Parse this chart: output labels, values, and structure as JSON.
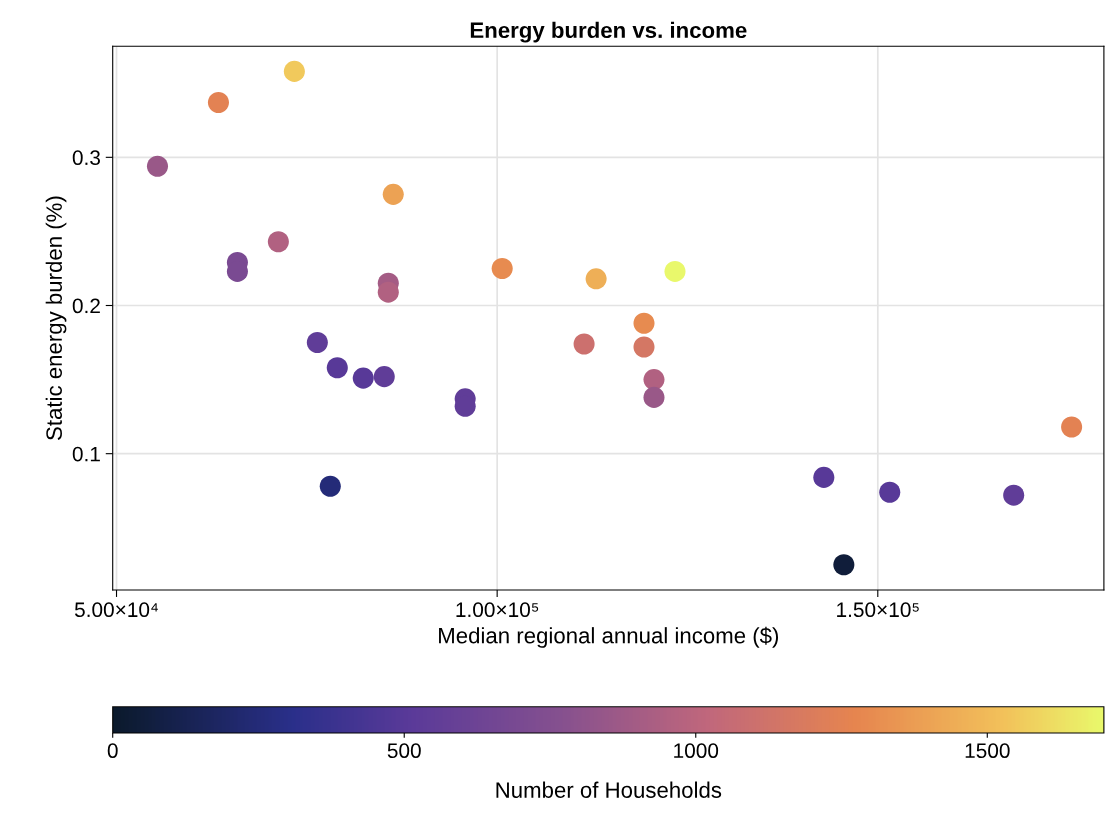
{
  "chart_data": {
    "type": "scatter",
    "title": "Energy burden vs. income",
    "xlabel": "Median regional annual income ($)",
    "ylabel": "Static energy burden (%)",
    "clabel": "Number of Households",
    "x": [
      55380,
      63390,
      73360,
      65880,
      65880,
      71260,
      76380,
      78080,
      79000,
      82410,
      85170,
      86350,
      85700,
      85700,
      95800,
      95800,
      100660,
      111420,
      113000,
      123360,
      119290,
      119290,
      120600,
      120600,
      142910,
      151570,
      145540,
      167850,
      175460
    ],
    "values": [
      0.294,
      0.337,
      0.358,
      0.229,
      0.223,
      0.243,
      0.175,
      0.078,
      0.158,
      0.151,
      0.152,
      0.275,
      0.215,
      0.209,
      0.137,
      0.132,
      0.225,
      0.174,
      0.218,
      0.223,
      0.188,
      0.172,
      0.15,
      0.138,
      0.084,
      0.074,
      0.025,
      0.072,
      0.118
    ],
    "cvalues": [
      850,
      1250,
      1550,
      700,
      700,
      950,
      550,
      250,
      500,
      500,
      550,
      1400,
      900,
      950,
      550,
      550,
      1300,
      1100,
      1450,
      1700,
      1300,
      1150,
      950,
      850,
      500,
      500,
      50,
      550,
      1250
    ],
    "xlim": [
      49500,
      179700
    ],
    "xticks": [
      {
        "value": 50000,
        "label": "5.00×10⁴"
      },
      {
        "value": 100000,
        "label": "1.00×10⁵"
      },
      {
        "value": 150000,
        "label": "1.50×10⁵"
      }
    ],
    "ylim": [
      0.008,
      0.375
    ],
    "yticks": [
      {
        "value": 0.1,
        "label": "0.1"
      },
      {
        "value": 0.2,
        "label": "0.2"
      },
      {
        "value": 0.3,
        "label": "0.3"
      }
    ],
    "clim": [
      0,
      1700
    ],
    "cticks": [
      0,
      500,
      1000,
      1500
    ],
    "grid": true,
    "marker": "circle",
    "legend": false
  }
}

[What is needed]
Output every entry verbatim. Pictures do not belong in the copy.

[Solved exercise]
Parse this chart: output labels, values, and structure as JSON.
{
  "chart_data": {
    "type": "scatter",
    "title": "Energy burden vs. income",
    "xlabel": "Median regional annual income ($)",
    "ylabel": "Static energy burden (%)",
    "clabel": "Number of Households",
    "x": [
      55380,
      63390,
      73360,
      65880,
      65880,
      71260,
      76380,
      78080,
      79000,
      82410,
      85170,
      86350,
      85700,
      85700,
      95800,
      95800,
      100660,
      111420,
      113000,
      123360,
      119290,
      119290,
      120600,
      120600,
      142910,
      151570,
      145540,
      167850,
      175460
    ],
    "values": [
      0.294,
      0.337,
      0.358,
      0.229,
      0.223,
      0.243,
      0.175,
      0.078,
      0.158,
      0.151,
      0.152,
      0.275,
      0.215,
      0.209,
      0.137,
      0.132,
      0.225,
      0.174,
      0.218,
      0.223,
      0.188,
      0.172,
      0.15,
      0.138,
      0.084,
      0.074,
      0.025,
      0.072,
      0.118
    ],
    "cvalues": [
      850,
      1250,
      1550,
      700,
      700,
      950,
      550,
      250,
      500,
      500,
      550,
      1400,
      900,
      950,
      550,
      550,
      1300,
      1100,
      1450,
      1700,
      1300,
      1150,
      950,
      850,
      500,
      500,
      50,
      550,
      1250
    ],
    "xlim": [
      49500,
      179700
    ],
    "xticks": [
      {
        "value": 50000,
        "label": "5.00×10⁴"
      },
      {
        "value": 100000,
        "label": "1.00×10⁵"
      },
      {
        "value": 150000,
        "label": "1.50×10⁵"
      }
    ],
    "ylim": [
      0.008,
      0.375
    ],
    "yticks": [
      {
        "value": 0.1,
        "label": "0.1"
      },
      {
        "value": 0.2,
        "label": "0.2"
      },
      {
        "value": 0.3,
        "label": "0.3"
      }
    ],
    "clim": [
      0,
      1700
    ],
    "cticks": [
      0,
      500,
      1000,
      1500
    ],
    "grid": true,
    "marker": "circle",
    "legend": false
  }
}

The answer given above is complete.